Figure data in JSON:
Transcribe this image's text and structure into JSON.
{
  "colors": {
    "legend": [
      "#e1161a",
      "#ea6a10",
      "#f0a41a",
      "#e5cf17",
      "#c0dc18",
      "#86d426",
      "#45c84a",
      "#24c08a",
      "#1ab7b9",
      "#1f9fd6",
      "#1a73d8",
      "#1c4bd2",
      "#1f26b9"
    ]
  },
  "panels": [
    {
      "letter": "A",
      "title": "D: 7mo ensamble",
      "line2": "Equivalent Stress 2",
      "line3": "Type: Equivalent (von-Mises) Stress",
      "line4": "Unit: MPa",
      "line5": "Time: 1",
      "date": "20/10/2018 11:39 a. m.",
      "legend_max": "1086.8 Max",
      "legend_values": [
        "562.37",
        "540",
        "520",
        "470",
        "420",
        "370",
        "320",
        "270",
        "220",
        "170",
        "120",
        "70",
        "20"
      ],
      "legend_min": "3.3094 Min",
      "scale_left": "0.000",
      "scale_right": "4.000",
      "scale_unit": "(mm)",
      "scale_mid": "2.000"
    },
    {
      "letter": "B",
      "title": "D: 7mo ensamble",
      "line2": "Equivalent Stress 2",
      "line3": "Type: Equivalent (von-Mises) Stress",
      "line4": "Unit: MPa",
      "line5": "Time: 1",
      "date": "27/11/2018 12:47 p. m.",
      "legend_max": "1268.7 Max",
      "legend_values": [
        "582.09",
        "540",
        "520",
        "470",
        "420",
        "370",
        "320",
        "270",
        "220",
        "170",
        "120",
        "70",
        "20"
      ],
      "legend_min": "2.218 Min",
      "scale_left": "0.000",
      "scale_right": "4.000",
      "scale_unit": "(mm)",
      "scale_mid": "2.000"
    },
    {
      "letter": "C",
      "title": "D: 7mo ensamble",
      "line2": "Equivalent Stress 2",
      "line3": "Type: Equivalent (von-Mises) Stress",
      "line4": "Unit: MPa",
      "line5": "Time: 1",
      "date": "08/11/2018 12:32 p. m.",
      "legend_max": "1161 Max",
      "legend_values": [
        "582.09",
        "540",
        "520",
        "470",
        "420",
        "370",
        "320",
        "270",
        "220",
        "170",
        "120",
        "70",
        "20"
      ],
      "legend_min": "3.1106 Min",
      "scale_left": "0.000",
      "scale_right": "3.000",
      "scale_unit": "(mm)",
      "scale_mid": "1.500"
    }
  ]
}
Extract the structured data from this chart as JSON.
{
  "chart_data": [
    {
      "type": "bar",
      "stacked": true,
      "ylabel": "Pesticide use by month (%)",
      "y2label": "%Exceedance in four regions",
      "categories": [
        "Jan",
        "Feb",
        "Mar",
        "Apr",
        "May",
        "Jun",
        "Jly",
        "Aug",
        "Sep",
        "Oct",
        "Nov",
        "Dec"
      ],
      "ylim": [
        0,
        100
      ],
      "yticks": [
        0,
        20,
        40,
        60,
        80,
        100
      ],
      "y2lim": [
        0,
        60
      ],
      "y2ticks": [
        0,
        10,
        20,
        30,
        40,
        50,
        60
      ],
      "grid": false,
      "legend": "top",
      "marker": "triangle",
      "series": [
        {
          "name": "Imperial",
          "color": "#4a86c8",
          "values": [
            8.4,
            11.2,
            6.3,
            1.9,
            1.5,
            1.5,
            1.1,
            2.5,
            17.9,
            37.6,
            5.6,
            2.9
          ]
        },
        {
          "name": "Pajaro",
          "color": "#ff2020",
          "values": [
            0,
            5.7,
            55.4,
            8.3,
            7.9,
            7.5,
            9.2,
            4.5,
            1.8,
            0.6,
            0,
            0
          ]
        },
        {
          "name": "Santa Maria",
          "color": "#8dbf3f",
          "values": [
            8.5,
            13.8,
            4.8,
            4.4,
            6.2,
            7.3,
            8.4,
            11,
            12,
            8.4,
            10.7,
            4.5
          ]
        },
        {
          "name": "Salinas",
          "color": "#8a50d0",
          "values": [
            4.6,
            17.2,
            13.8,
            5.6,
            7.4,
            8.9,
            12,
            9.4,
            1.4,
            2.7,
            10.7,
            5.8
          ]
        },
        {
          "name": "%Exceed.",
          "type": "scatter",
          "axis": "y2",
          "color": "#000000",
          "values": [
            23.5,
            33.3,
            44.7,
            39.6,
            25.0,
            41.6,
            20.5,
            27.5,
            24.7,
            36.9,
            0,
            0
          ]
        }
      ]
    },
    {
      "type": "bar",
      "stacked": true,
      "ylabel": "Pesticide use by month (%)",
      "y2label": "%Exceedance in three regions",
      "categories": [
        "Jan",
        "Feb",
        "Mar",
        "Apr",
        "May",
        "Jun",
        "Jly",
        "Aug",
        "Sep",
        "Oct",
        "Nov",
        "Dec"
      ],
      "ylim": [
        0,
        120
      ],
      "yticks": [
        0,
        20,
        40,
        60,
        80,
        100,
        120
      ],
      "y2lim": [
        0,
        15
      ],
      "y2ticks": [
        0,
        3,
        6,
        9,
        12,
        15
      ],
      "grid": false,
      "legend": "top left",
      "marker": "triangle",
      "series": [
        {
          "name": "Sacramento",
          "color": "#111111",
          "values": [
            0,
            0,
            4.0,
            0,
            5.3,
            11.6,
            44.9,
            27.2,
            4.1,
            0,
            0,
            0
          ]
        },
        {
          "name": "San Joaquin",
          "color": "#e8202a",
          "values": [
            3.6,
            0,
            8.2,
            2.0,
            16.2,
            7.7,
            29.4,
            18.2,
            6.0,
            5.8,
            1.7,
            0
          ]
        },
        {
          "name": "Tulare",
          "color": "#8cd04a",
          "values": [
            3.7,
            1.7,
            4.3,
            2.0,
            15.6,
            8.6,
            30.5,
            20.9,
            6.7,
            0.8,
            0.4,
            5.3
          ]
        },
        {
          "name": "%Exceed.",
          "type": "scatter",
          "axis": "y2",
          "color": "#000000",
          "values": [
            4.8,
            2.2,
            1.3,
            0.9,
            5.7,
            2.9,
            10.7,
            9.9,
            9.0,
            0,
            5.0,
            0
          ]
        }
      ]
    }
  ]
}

# Requirements
Quote the whole listing above, leaving nothing out.

# Finished task
Transcribe this image's text and structure into JSON.
{
  "colors": {
    "legend": [
      "#e1161a",
      "#ea6a10",
      "#f0a41a",
      "#e5cf17",
      "#c0dc18",
      "#86d426",
      "#45c84a",
      "#24c08a",
      "#1ab7b9",
      "#1f9fd6",
      "#1a73d8",
      "#1c4bd2",
      "#1f26b9"
    ]
  },
  "panels": [
    {
      "letter": "A",
      "title": "D: 7mo ensamble",
      "line2": "Equivalent Stress 2",
      "line3": "Type: Equivalent (von-Mises) Stress",
      "line4": "Unit: MPa",
      "line5": "Time: 1",
      "date": "20/10/2018 11:39 a. m.",
      "legend_max": "1086.8 Max",
      "legend_values": [
        "562.37",
        "540",
        "520",
        "470",
        "420",
        "370",
        "320",
        "270",
        "220",
        "170",
        "120",
        "70",
        "20"
      ],
      "legend_min": "3.3094 Min",
      "scale_left": "0.000",
      "scale_right": "4.000",
      "scale_unit": "(mm)",
      "scale_mid": "2.000"
    },
    {
      "letter": "B",
      "title": "D: 7mo ensamble",
      "line2": "Equivalent Stress 2",
      "line3": "Type: Equivalent (von-Mises) Stress",
      "line4": "Unit: MPa",
      "line5": "Time: 1",
      "date": "27/11/2018 12:47 p. m.",
      "legend_max": "1268.7 Max",
      "legend_values": [
        "582.09",
        "540",
        "520",
        "470",
        "420",
        "370",
        "320",
        "270",
        "220",
        "170",
        "120",
        "70",
        "20"
      ],
      "legend_min": "2.218 Min",
      "scale_left": "0.000",
      "scale_right": "4.000",
      "scale_unit": "(mm)",
      "scale_mid": "2.000"
    },
    {
      "letter": "C",
      "title": "D: 7mo ensamble",
      "line2": "Equivalent Stress 2",
      "line3": "Type: Equivalent (von-Mises) Stress",
      "line4": "Unit: MPa",
      "line5": "Time: 1",
      "date": "08/11/2018 12:32 p. m.",
      "legend_max": "1161 Max",
      "legend_values": [
        "582.09",
        "540",
        "520",
        "470",
        "420",
        "370",
        "320",
        "270",
        "220",
        "170",
        "120",
        "70",
        "20"
      ],
      "legend_min": "3.1106 Min",
      "scale_left": "0.000",
      "scale_right": "3.000",
      "scale_unit": "(mm)",
      "scale_mid": "1.500"
    }
  ]
}
Extract the structured data from this chart as JSON.
{
  "chart_data": [
    {
      "type": "bar",
      "stacked": true,
      "ylabel": "Pesticide use by month (%)",
      "y2label": "%Exceedance in four regions",
      "categories": [
        "Jan",
        "Feb",
        "Mar",
        "Apr",
        "May",
        "Jun",
        "Jly",
        "Aug",
        "Sep",
        "Oct",
        "Nov",
        "Dec"
      ],
      "ylim": [
        0,
        100
      ],
      "yticks": [
        0,
        20,
        40,
        60,
        80,
        100
      ],
      "y2lim": [
        0,
        60
      ],
      "y2ticks": [
        0,
        10,
        20,
        30,
        40,
        50,
        60
      ],
      "grid": false,
      "legend": "top",
      "marker": "triangle",
      "series": [
        {
          "name": "Imperial",
          "color": "#4a86c8",
          "values": [
            8.4,
            11.2,
            6.3,
            1.9,
            1.5,
            1.5,
            1.1,
            2.5,
            17.9,
            37.6,
            5.6,
            2.9
          ]
        },
        {
          "name": "Pajaro",
          "color": "#ff2020",
          "values": [
            0,
            5.7,
            55.4,
            8.3,
            7.9,
            7.5,
            9.2,
            4.5,
            1.8,
            0.6,
            0,
            0
          ]
        },
        {
          "name": "Santa Maria",
          "color": "#8dbf3f",
          "values": [
            8.5,
            13.8,
            4.8,
            4.4,
            6.2,
            7.3,
            8.4,
            11,
            12,
            8.4,
            10.7,
            4.5
          ]
        },
        {
          "name": "Salinas",
          "color": "#8a50d0",
          "values": [
            4.6,
            17.2,
            13.8,
            5.6,
            7.4,
            8.9,
            12,
            9.4,
            1.4,
            2.7,
            10.7,
            5.8
          ]
        },
        {
          "name": "%Exceed.",
          "type": "scatter",
          "axis": "y2",
          "color": "#000000",
          "values": [
            23.5,
            33.3,
            44.7,
            39.6,
            25.0,
            41.6,
            20.5,
            27.5,
            24.7,
            36.9,
            0,
            0
          ]
        }
      ]
    },
    {
      "type": "bar",
      "stacked": true,
      "ylabel": "Pesticide use by month (%)",
      "y2label": "%Exceedance in three regions",
      "categories": [
        "Jan",
        "Feb",
        "Mar",
        "Apr",
        "May",
        "Jun",
        "Jly",
        "Aug",
        "Sep",
        "Oct",
        "Nov",
        "Dec"
      ],
      "ylim": [
        0,
        120
      ],
      "yticks": [
        0,
        20,
        40,
        60,
        80,
        100,
        120
      ],
      "y2lim": [
        0,
        15
      ],
      "y2ticks": [
        0,
        3,
        6,
        9,
        12,
        15
      ],
      "grid": false,
      "legend": "top left",
      "marker": "triangle",
      "series": [
        {
          "name": "Sacramento",
          "color": "#111111",
          "values": [
            0,
            0,
            4.0,
            0,
            5.3,
            11.6,
            44.9,
            27.2,
            4.1,
            0,
            0,
            0
          ]
        },
        {
          "name": "San Joaquin",
          "color": "#e8202a",
          "values": [
            3.6,
            0,
            8.2,
            2.0,
            16.2,
            7.7,
            29.4,
            18.2,
            6.0,
            5.8,
            1.7,
            0
          ]
        },
        {
          "name": "Tulare",
          "color": "#8cd04a",
          "values": [
            3.7,
            1.7,
            4.3,
            2.0,
            15.6,
            8.6,
            30.5,
            20.9,
            6.7,
            0.8,
            0.4,
            5.3
          ]
        },
        {
          "name": "%Exceed.",
          "type": "scatter",
          "axis": "y2",
          "color": "#000000",
          "values": [
            4.8,
            2.2,
            1.3,
            0.9,
            5.7,
            2.9,
            10.7,
            9.9,
            9.0,
            0,
            5.0,
            0
          ]
        }
      ]
    }
  ]
}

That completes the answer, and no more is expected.